Dataset items
----------------------------------------
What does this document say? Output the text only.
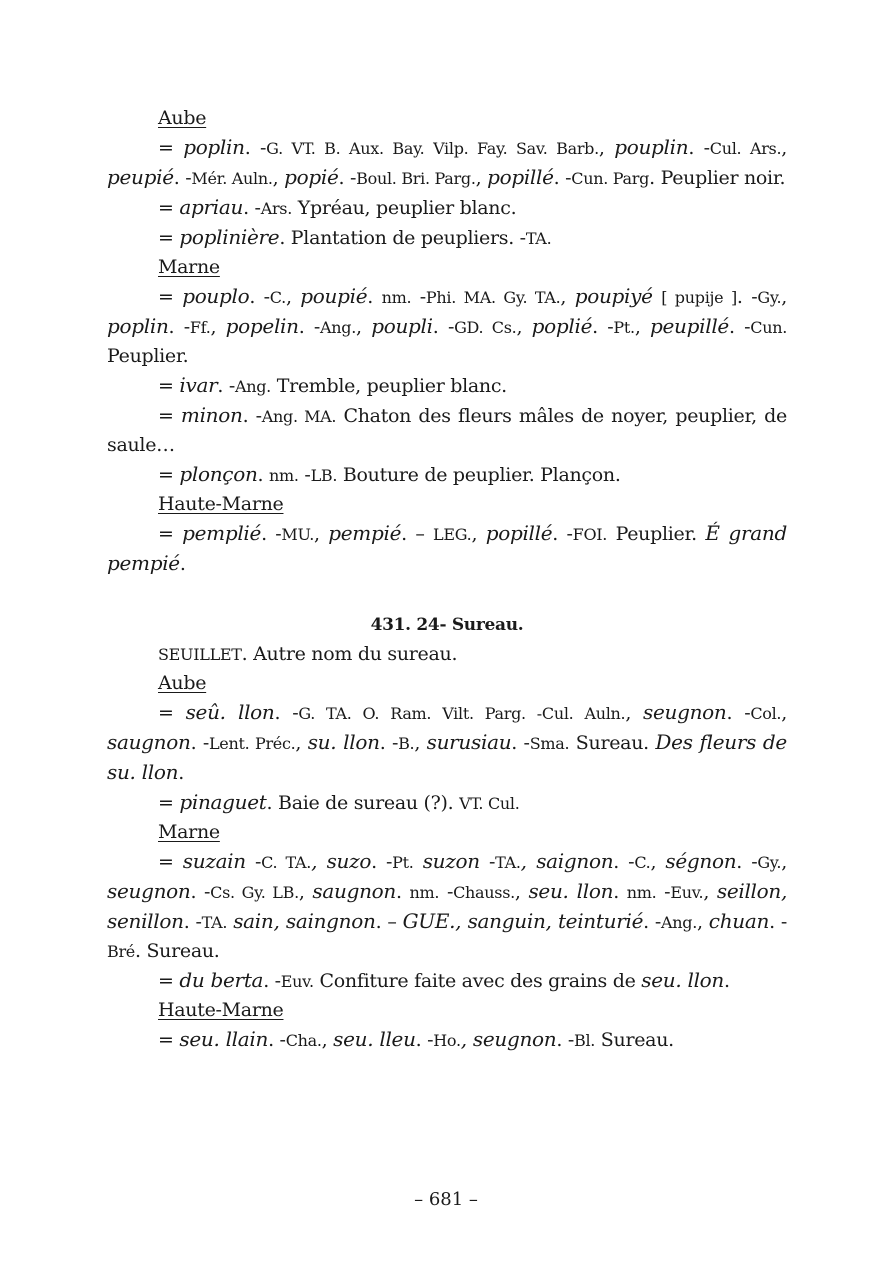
Aube

= poplin. -G. VT. B. Aux. Bay. Vilp. Fay. Sav. Barb., pouplin. -Cul. Ars., peupié. -Mér. Auln., popié. -Boul. Bri. Parg., popillé. -Cun. Parg. Peuplier noir.

= apriau. -Ars. Ypréau, peuplier blanc.

= poplinière. Plantation de peupliers. -TA.

Marne

= pouplo. -C., poupié. nm. -Phi. MA. Gy. TA., poupiyé [ pupije ]. -Gy., poplin. -Ff., popelin. -Ang., poupli. -GD. Cs., poplié. -Pt., peupillé. -Cun. Peuplier.

= ivar. -Ang. Tremble, peuplier blanc.

= minon. -Ang. MA. Chaton des fleurs mâles de noyer, peuplier, de saule…

= plonçon. nm. -LB. Bouture de peuplier. Plançon.

Haute-Marne

= pemplié. -MU., pempié. – LEG., popillé. -FOI. Peuplier. É grand pempié.

431. 24- Sureau.

SEUILLET. Autre nom du sureau.

Aube

= seû. llon. -G. TA. O. Ram. Vilt. Parg. -Cul. Auln., seugnon. -Col., saugnon. -Lent. Préc., su. llon. -B., surusiau. -Sma. Sureau. Des fleurs de su. llon.

= pinaguet. Baie de sureau (?). VT. Cul.

Marne

= suzain -C. TA., suzo. -Pt. suzon -TA., saignon. -C., ségnon. -Gy., seugnon. -Cs. Gy. LB., saugnon. nm. -Chauss., seu. llon. nm. -Euv., seillon, senillon. -TA. sain, saingnon. – GUE., sanguin, teinturié. -Ang., chuan. -Bré. Sureau.

= du berta. -Euv. Confiture faite avec des grains de seu. llon.

Haute-Marne

= seu. llain. -Cha., seu. lleu. -Ho., seugnon. -Bl. Sureau.

– 681 –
----------------------------------------
Directions for this task: Without the pictures, copy the material exactly as given.

Completed task:
What does this document say? Output the text only.
Aube

= poplin. -G. VT. B. Aux. Bay. Vilp. Fay. Sav. Barb., pouplin. -Cul. Ars., peupié. -Mér. Auln., popié. -Boul. Bri. Parg., popillé. -Cun. Parg. Peuplier noir.

= apriau. -Ars. Ypréau, peuplier blanc.

= poplinière. Plantation de peupliers. -TA.

Marne

= pouplo. -C., poupié. nm. -Phi. MA. Gy. TA., poupiyé [ pupije ]. -Gy., poplin. -Ff., popelin. -Ang., poupli. -GD. Cs., poplié. -Pt., peupillé. -Cun. Peuplier.

= ivar. -Ang. Tremble, peuplier blanc.

= minon. -Ang. MA. Chaton des fleurs mâles de noyer, peuplier, de saule…

= plonçon. nm. -LB. Bouture de peuplier. Plançon.

Haute-Marne

= pemplié. -MU., pempié. – LEG., popillé. -FOI. Peuplier. É grand pempié.

431. 24- Sureau.

SEUILLET. Autre nom du sureau.

Aube

= seû. llon. -G. TA. O. Ram. Vilt. Parg. -Cul. Auln., seugnon. -Col., saugnon. -Lent. Préc., su. llon. -B., surusiau. -Sma. Sureau. Des fleurs de su. llon.

= pinaguet. Baie de sureau (?). VT. Cul.

Marne

= suzain -C. TA., suzo. -Pt. suzon -TA., saignon. -C., ségnon. -Gy., seugnon. -Cs. Gy. LB., saugnon. nm. -Chauss., seu. llon. nm. -Euv., seillon, senillon. -TA. sain, saingnon. – GUE., sanguin, teinturié. -Ang., chuan. -Bré. Sureau.

= du berta. -Euv. Confiture faite avec des grains de seu. llon.

Haute-Marne

= seu. llain. -Cha., seu. lleu. -Ho., seugnon. -Bl. Sureau.

– 681 –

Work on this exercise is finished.